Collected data
** Start **
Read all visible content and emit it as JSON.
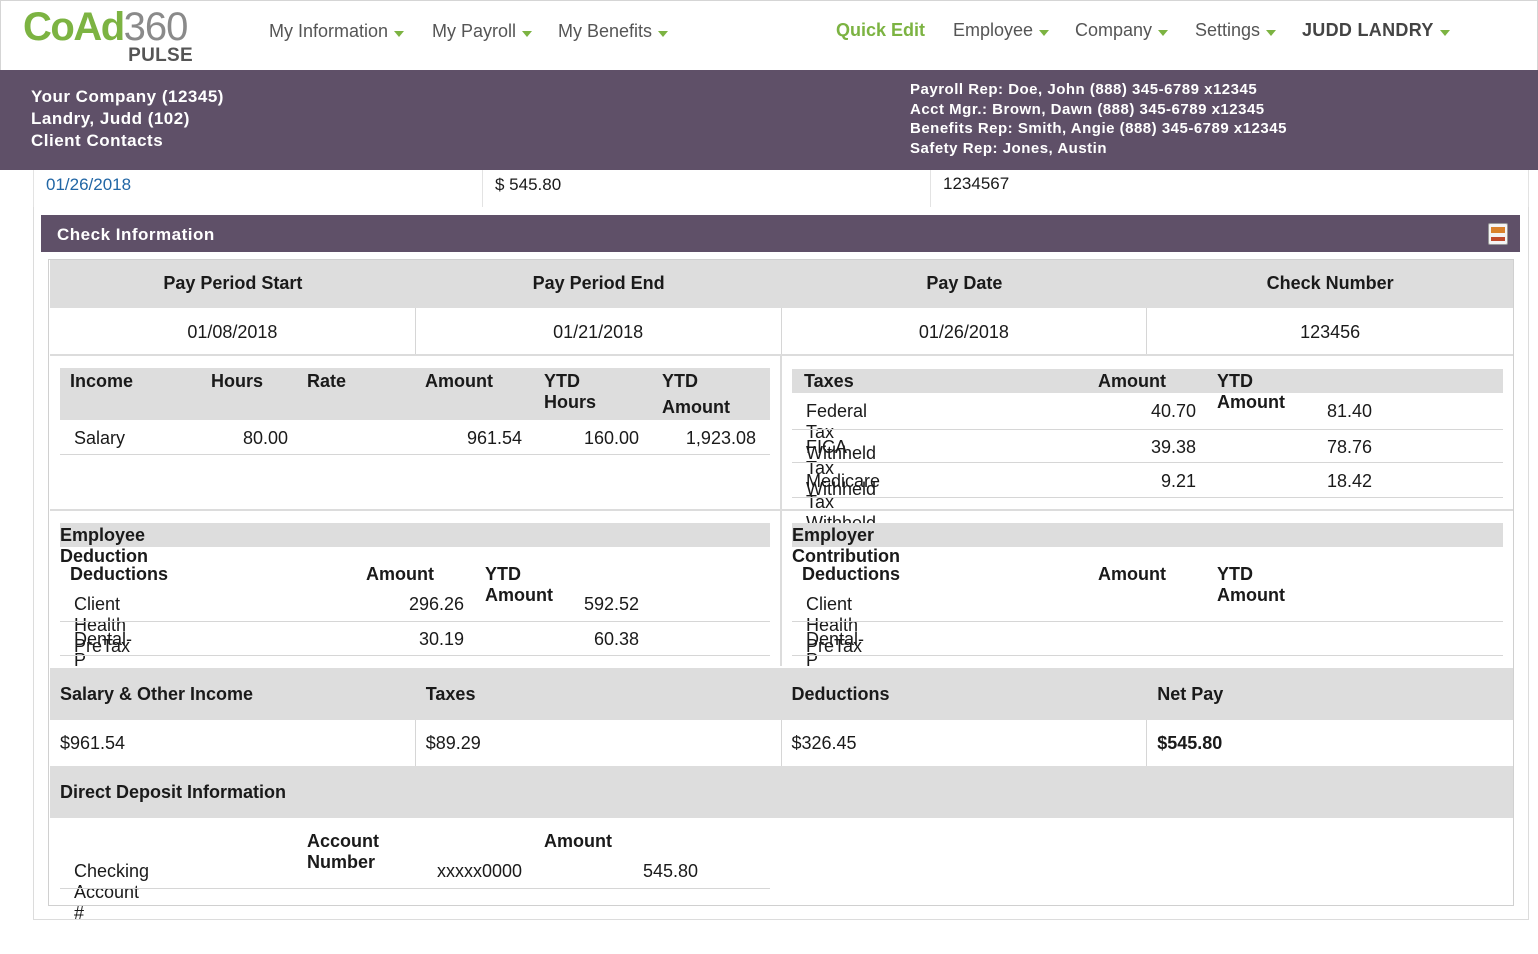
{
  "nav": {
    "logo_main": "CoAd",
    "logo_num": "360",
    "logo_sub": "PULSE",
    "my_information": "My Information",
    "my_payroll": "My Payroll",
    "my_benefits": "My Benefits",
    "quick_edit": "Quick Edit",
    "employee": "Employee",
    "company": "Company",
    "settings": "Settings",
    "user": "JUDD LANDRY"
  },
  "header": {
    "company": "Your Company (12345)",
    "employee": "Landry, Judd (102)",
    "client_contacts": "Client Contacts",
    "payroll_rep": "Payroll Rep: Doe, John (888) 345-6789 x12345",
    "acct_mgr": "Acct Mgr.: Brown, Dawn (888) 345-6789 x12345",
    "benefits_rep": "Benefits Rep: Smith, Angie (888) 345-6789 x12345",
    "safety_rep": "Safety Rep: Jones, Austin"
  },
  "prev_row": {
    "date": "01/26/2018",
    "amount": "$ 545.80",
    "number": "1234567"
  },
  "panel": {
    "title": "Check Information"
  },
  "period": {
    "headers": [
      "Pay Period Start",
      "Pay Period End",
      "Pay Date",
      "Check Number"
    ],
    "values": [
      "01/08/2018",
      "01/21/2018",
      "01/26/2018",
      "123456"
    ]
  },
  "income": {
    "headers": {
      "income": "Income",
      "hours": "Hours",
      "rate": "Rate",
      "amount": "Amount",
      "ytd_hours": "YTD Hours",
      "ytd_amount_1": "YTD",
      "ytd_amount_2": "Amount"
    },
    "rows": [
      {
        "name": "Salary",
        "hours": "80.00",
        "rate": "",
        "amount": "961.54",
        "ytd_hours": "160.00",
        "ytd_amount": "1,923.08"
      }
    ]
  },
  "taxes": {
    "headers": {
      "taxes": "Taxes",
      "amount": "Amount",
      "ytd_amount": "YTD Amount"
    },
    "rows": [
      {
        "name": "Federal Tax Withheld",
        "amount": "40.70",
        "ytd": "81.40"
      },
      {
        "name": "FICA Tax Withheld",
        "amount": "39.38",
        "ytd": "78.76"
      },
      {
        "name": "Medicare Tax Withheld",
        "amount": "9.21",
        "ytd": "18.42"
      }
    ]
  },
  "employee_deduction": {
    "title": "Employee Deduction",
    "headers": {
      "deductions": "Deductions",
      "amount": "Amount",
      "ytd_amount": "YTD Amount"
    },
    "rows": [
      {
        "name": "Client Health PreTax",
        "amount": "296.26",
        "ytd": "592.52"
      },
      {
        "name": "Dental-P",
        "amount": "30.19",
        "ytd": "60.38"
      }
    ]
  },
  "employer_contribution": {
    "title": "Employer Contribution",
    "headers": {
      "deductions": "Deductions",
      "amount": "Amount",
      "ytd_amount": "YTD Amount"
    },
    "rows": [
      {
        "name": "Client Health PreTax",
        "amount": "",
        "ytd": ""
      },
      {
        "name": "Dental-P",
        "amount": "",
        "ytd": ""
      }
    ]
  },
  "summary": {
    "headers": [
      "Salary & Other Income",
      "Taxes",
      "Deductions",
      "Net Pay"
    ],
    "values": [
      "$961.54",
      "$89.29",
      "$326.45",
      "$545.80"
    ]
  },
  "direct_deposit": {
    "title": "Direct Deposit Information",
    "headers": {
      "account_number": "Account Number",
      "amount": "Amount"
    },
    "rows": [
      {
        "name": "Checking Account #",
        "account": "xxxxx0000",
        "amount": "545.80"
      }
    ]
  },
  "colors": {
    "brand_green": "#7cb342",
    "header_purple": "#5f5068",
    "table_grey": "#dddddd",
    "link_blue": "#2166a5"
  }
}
** End **
● Aim:
Write the material out again exactly as it appears, dropping the pictures.

● Written answer:
Read all visible content and emit it as JSON.
{
  "nav": {
    "logo_main": "CoAd",
    "logo_num": "360",
    "logo_sub": "PULSE",
    "my_information": "My Information",
    "my_payroll": "My Payroll",
    "my_benefits": "My Benefits",
    "quick_edit": "Quick Edit",
    "employee": "Employee",
    "company": "Company",
    "settings": "Settings",
    "user": "JUDD LANDRY"
  },
  "header": {
    "company": "Your Company (12345)",
    "employee": "Landry, Judd (102)",
    "client_contacts": "Client Contacts",
    "payroll_rep": "Payroll Rep: Doe, John (888) 345-6789 x12345",
    "acct_mgr": "Acct Mgr.: Brown, Dawn (888) 345-6789 x12345",
    "benefits_rep": "Benefits Rep: Smith, Angie (888) 345-6789 x12345",
    "safety_rep": "Safety Rep: Jones, Austin"
  },
  "prev_row": {
    "date": "01/26/2018",
    "amount": "$ 545.80",
    "number": "1234567"
  },
  "panel": {
    "title": "Check Information"
  },
  "period": {
    "headers": [
      "Pay Period Start",
      "Pay Period End",
      "Pay Date",
      "Check Number"
    ],
    "values": [
      "01/08/2018",
      "01/21/2018",
      "01/26/2018",
      "123456"
    ]
  },
  "income": {
    "headers": {
      "income": "Income",
      "hours": "Hours",
      "rate": "Rate",
      "amount": "Amount",
      "ytd_hours": "YTD Hours",
      "ytd_amount_1": "YTD",
      "ytd_amount_2": "Amount"
    },
    "rows": [
      {
        "name": "Salary",
        "hours": "80.00",
        "rate": "",
        "amount": "961.54",
        "ytd_hours": "160.00",
        "ytd_amount": "1,923.08"
      }
    ]
  },
  "taxes": {
    "headers": {
      "taxes": "Taxes",
      "amount": "Amount",
      "ytd_amount": "YTD Amount"
    },
    "rows": [
      {
        "name": "Federal Tax Withheld",
        "amount": "40.70",
        "ytd": "81.40"
      },
      {
        "name": "FICA Tax Withheld",
        "amount": "39.38",
        "ytd": "78.76"
      },
      {
        "name": "Medicare Tax Withheld",
        "amount": "9.21",
        "ytd": "18.42"
      }
    ]
  },
  "employee_deduction": {
    "title": "Employee Deduction",
    "headers": {
      "deductions": "Deductions",
      "amount": "Amount",
      "ytd_amount": "YTD Amount"
    },
    "rows": [
      {
        "name": "Client Health PreTax",
        "amount": "296.26",
        "ytd": "592.52"
      },
      {
        "name": "Dental-P",
        "amount": "30.19",
        "ytd": "60.38"
      }
    ]
  },
  "employer_contribution": {
    "title": "Employer Contribution",
    "headers": {
      "deductions": "Deductions",
      "amount": "Amount",
      "ytd_amount": "YTD Amount"
    },
    "rows": [
      {
        "name": "Client Health PreTax",
        "amount": "",
        "ytd": ""
      },
      {
        "name": "Dental-P",
        "amount": "",
        "ytd": ""
      }
    ]
  },
  "summary": {
    "headers": [
      "Salary & Other Income",
      "Taxes",
      "Deductions",
      "Net Pay"
    ],
    "values": [
      "$961.54",
      "$89.29",
      "$326.45",
      "$545.80"
    ]
  },
  "direct_deposit": {
    "title": "Direct Deposit Information",
    "headers": {
      "account_number": "Account Number",
      "amount": "Amount"
    },
    "rows": [
      {
        "name": "Checking Account #",
        "account": "xxxxx0000",
        "amount": "545.80"
      }
    ]
  },
  "colors": {
    "brand_green": "#7cb342",
    "header_purple": "#5f5068",
    "table_grey": "#dddddd",
    "link_blue": "#2166a5"
  }
}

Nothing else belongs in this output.